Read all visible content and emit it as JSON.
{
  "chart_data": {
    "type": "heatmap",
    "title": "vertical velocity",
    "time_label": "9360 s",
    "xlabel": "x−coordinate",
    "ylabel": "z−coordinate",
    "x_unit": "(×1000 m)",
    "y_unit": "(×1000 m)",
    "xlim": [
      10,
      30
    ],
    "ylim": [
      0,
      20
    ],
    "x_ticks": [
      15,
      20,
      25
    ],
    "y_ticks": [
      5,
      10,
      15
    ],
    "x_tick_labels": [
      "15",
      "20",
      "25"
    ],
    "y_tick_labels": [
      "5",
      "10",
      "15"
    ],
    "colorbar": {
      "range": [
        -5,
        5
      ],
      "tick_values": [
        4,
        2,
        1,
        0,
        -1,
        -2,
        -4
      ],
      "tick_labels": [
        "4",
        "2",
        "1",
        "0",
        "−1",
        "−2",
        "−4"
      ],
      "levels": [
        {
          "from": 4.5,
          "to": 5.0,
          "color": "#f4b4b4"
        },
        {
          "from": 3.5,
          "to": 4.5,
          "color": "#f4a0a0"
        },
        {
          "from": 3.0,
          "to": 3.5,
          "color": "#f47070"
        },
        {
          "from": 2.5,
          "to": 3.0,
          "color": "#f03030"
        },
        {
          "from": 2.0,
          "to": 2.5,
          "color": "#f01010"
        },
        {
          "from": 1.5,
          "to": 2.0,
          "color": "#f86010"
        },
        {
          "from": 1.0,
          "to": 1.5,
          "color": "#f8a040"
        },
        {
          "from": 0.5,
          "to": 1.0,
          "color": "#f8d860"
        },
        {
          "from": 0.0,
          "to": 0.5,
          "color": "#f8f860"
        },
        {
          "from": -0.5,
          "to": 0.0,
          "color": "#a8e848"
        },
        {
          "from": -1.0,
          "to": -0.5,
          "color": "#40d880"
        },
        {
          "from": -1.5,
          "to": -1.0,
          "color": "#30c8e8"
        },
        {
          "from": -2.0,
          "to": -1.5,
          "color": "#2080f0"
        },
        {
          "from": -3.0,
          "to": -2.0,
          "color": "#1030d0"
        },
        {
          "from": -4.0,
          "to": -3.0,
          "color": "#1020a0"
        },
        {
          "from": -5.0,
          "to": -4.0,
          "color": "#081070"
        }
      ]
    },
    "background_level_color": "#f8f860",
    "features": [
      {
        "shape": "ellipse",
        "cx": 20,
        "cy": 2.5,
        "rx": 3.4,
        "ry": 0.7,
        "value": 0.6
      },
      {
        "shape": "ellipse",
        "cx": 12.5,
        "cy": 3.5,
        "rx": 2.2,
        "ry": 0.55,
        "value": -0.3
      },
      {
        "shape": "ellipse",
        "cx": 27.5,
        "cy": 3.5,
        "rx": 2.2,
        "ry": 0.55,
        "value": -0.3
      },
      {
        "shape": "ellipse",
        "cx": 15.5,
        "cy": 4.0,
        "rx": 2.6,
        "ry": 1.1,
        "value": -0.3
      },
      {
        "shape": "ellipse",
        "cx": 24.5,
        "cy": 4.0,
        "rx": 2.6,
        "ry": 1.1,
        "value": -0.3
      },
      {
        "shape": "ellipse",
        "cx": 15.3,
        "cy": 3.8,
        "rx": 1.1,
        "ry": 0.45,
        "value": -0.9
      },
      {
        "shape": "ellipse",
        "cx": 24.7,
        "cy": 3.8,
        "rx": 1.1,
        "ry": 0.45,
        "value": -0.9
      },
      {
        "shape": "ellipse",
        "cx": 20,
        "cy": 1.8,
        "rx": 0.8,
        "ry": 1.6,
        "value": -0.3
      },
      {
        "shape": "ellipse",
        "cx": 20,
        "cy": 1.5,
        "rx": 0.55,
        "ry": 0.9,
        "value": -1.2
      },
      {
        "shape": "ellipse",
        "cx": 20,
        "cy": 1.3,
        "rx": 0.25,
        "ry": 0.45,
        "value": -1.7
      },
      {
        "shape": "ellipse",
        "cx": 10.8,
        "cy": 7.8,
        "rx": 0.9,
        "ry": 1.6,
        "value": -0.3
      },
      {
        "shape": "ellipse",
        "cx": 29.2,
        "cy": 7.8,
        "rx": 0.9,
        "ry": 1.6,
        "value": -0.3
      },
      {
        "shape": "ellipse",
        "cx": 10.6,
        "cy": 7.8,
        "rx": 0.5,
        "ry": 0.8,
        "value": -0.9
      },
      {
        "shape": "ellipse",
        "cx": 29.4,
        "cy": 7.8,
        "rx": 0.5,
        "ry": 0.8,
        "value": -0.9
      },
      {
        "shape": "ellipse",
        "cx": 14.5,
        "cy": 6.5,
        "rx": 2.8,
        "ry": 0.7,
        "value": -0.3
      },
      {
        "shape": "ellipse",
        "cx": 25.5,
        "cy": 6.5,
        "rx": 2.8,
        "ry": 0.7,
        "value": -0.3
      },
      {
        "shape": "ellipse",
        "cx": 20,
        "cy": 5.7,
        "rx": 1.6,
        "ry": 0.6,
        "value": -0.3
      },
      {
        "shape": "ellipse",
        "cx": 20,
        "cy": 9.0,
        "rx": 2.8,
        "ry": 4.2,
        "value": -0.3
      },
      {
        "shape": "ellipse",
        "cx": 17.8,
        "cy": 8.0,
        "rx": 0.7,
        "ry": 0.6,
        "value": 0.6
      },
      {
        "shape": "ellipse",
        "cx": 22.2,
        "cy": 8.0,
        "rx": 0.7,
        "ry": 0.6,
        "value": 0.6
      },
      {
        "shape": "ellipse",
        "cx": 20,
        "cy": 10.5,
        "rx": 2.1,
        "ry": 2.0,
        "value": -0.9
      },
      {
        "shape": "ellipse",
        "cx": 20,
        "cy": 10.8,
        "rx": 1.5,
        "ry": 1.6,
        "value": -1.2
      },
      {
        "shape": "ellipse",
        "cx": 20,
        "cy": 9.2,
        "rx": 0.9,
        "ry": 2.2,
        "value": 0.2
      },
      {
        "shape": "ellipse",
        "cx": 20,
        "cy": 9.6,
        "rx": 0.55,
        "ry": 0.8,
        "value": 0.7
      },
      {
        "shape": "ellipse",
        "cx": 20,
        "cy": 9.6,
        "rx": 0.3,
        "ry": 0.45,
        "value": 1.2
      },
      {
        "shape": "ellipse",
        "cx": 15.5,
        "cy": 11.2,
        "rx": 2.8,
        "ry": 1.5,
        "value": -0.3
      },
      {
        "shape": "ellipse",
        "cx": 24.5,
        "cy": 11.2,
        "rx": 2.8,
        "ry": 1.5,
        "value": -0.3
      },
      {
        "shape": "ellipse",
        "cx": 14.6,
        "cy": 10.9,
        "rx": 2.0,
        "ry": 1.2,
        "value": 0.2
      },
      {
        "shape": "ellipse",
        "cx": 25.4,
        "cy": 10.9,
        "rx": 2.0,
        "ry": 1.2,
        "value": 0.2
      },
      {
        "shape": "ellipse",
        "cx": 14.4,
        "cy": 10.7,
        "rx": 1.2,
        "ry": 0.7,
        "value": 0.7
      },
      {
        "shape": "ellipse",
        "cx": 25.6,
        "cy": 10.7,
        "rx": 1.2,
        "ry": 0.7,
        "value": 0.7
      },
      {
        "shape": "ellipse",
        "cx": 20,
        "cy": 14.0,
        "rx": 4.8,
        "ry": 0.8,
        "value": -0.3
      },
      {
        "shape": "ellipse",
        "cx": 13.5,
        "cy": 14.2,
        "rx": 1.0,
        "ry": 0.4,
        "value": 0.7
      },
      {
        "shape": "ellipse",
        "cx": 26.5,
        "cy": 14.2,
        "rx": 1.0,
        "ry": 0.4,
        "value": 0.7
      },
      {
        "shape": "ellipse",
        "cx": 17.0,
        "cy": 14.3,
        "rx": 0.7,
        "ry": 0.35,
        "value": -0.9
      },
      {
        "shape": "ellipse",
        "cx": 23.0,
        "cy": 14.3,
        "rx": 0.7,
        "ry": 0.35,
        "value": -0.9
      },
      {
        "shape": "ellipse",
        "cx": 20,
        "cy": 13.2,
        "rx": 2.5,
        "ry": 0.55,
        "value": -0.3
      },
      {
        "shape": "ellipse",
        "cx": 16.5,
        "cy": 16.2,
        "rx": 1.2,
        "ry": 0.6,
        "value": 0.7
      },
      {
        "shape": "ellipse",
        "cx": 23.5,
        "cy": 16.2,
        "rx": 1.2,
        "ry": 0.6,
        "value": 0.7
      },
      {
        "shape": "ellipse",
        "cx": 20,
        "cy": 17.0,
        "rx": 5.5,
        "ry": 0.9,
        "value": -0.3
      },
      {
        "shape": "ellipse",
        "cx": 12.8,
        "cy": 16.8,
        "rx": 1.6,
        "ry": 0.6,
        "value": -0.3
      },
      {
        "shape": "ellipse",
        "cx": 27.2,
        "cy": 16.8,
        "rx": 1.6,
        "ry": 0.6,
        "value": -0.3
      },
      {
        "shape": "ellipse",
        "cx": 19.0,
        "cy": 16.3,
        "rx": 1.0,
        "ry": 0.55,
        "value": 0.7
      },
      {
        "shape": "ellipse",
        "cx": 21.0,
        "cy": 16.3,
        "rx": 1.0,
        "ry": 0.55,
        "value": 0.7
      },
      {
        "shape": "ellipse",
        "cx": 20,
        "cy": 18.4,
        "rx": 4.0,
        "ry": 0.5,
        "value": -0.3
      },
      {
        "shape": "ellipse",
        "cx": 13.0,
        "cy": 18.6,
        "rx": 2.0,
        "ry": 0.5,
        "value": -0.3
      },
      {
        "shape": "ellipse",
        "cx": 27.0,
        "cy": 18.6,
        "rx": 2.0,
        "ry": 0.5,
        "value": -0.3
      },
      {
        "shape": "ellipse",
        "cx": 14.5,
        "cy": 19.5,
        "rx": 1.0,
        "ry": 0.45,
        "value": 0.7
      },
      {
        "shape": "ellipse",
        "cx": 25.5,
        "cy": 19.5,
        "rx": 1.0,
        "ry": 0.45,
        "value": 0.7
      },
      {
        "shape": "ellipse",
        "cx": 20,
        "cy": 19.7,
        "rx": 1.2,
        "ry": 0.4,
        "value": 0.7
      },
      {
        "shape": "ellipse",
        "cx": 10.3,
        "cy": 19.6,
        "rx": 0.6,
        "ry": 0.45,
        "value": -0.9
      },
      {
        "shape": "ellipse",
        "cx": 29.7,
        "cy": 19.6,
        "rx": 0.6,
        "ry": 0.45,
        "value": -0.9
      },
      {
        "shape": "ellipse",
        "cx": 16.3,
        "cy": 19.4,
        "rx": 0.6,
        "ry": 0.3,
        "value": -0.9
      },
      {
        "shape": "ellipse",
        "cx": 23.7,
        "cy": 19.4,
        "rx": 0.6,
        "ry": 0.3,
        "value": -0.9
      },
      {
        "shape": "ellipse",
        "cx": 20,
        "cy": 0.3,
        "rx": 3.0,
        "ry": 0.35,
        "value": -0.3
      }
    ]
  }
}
=====
The records are above. How many lines in them contain the word "coordinate"? Give the number alone.

2